• [Records]
---

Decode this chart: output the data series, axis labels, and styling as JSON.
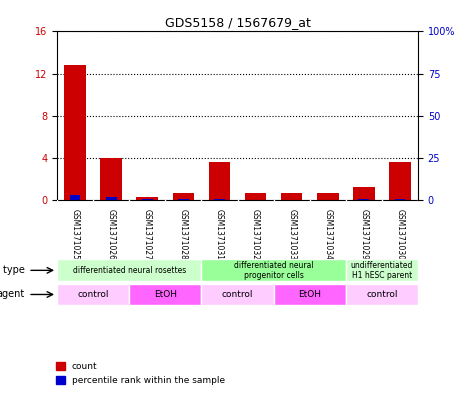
{
  "title": "GDS5158 / 1567679_at",
  "samples": [
    "GSM1371025",
    "GSM1371026",
    "GSM1371027",
    "GSM1371028",
    "GSM1371031",
    "GSM1371032",
    "GSM1371033",
    "GSM1371034",
    "GSM1371029",
    "GSM1371030"
  ],
  "counts": [
    12.8,
    4.05,
    0.35,
    0.7,
    3.6,
    0.65,
    0.65,
    0.65,
    1.3,
    3.6
  ],
  "percentiles": [
    3.3,
    1.7,
    0.55,
    0.55,
    0.9,
    0.3,
    0.3,
    0.3,
    0.55,
    0.9
  ],
  "ylim_left": [
    0,
    16
  ],
  "ylim_right": [
    0,
    100
  ],
  "yticks_left": [
    0,
    4,
    8,
    12,
    16
  ],
  "yticks_right": [
    0,
    25,
    50,
    75,
    100
  ],
  "ytick_labels_right": [
    "0",
    "25",
    "50",
    "75",
    "100%"
  ],
  "bar_color_red": "#cc0000",
  "bar_color_blue": "#0000cc",
  "cell_type_groups": [
    {
      "label": "differentiated neural rosettes",
      "start": 0,
      "end": 4,
      "color": "#ccffcc"
    },
    {
      "label": "differentiated neural\nprogenitor cells",
      "start": 4,
      "end": 8,
      "color": "#99ff99"
    },
    {
      "label": "undifferentiated\nH1 hESC parent",
      "start": 8,
      "end": 10,
      "color": "#ccffcc"
    }
  ],
  "agent_groups": [
    {
      "label": "control",
      "start": 0,
      "end": 2,
      "color": "#ffccff"
    },
    {
      "label": "EtOH",
      "start": 2,
      "end": 4,
      "color": "#ff66ff"
    },
    {
      "label": "control",
      "start": 4,
      "end": 6,
      "color": "#ffccff"
    },
    {
      "label": "EtOH",
      "start": 6,
      "end": 8,
      "color": "#ff66ff"
    },
    {
      "label": "control",
      "start": 8,
      "end": 10,
      "color": "#ffccff"
    }
  ],
  "cell_type_label": "cell type",
  "agent_label": "agent",
  "legend_count": "count",
  "legend_percentile": "percentile rank within the sample",
  "bar_width": 0.6,
  "grid_color": "#000000",
  "bg_color": "#ffffff",
  "sample_row_color": "#cccccc",
  "left_axis_color": "#cc0000",
  "right_axis_color": "#0000cc"
}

---

• [Exercise prompt] Give every entry again word for word; no images belong in the copy.

• [Output]
Decode this chart: output the data series, axis labels, and styling as JSON.
{
  "title": "GDS5158 / 1567679_at",
  "samples": [
    "GSM1371025",
    "GSM1371026",
    "GSM1371027",
    "GSM1371028",
    "GSM1371031",
    "GSM1371032",
    "GSM1371033",
    "GSM1371034",
    "GSM1371029",
    "GSM1371030"
  ],
  "counts": [
    12.8,
    4.05,
    0.35,
    0.7,
    3.6,
    0.65,
    0.65,
    0.65,
    1.3,
    3.6
  ],
  "percentiles": [
    3.3,
    1.7,
    0.55,
    0.55,
    0.9,
    0.3,
    0.3,
    0.3,
    0.55,
    0.9
  ],
  "ylim_left": [
    0,
    16
  ],
  "ylim_right": [
    0,
    100
  ],
  "yticks_left": [
    0,
    4,
    8,
    12,
    16
  ],
  "yticks_right": [
    0,
    25,
    50,
    75,
    100
  ],
  "ytick_labels_right": [
    "0",
    "25",
    "50",
    "75",
    "100%"
  ],
  "bar_color_red": "#cc0000",
  "bar_color_blue": "#0000cc",
  "cell_type_groups": [
    {
      "label": "differentiated neural rosettes",
      "start": 0,
      "end": 4,
      "color": "#ccffcc"
    },
    {
      "label": "differentiated neural\nprogenitor cells",
      "start": 4,
      "end": 8,
      "color": "#99ff99"
    },
    {
      "label": "undifferentiated\nH1 hESC parent",
      "start": 8,
      "end": 10,
      "color": "#ccffcc"
    }
  ],
  "agent_groups": [
    {
      "label": "control",
      "start": 0,
      "end": 2,
      "color": "#ffccff"
    },
    {
      "label": "EtOH",
      "start": 2,
      "end": 4,
      "color": "#ff66ff"
    },
    {
      "label": "control",
      "start": 4,
      "end": 6,
      "color": "#ffccff"
    },
    {
      "label": "EtOH",
      "start": 6,
      "end": 8,
      "color": "#ff66ff"
    },
    {
      "label": "control",
      "start": 8,
      "end": 10,
      "color": "#ffccff"
    }
  ],
  "cell_type_label": "cell type",
  "agent_label": "agent",
  "legend_count": "count",
  "legend_percentile": "percentile rank within the sample",
  "bar_width": 0.6,
  "grid_color": "#000000",
  "bg_color": "#ffffff",
  "sample_row_color": "#cccccc",
  "left_axis_color": "#cc0000",
  "right_axis_color": "#0000cc"
}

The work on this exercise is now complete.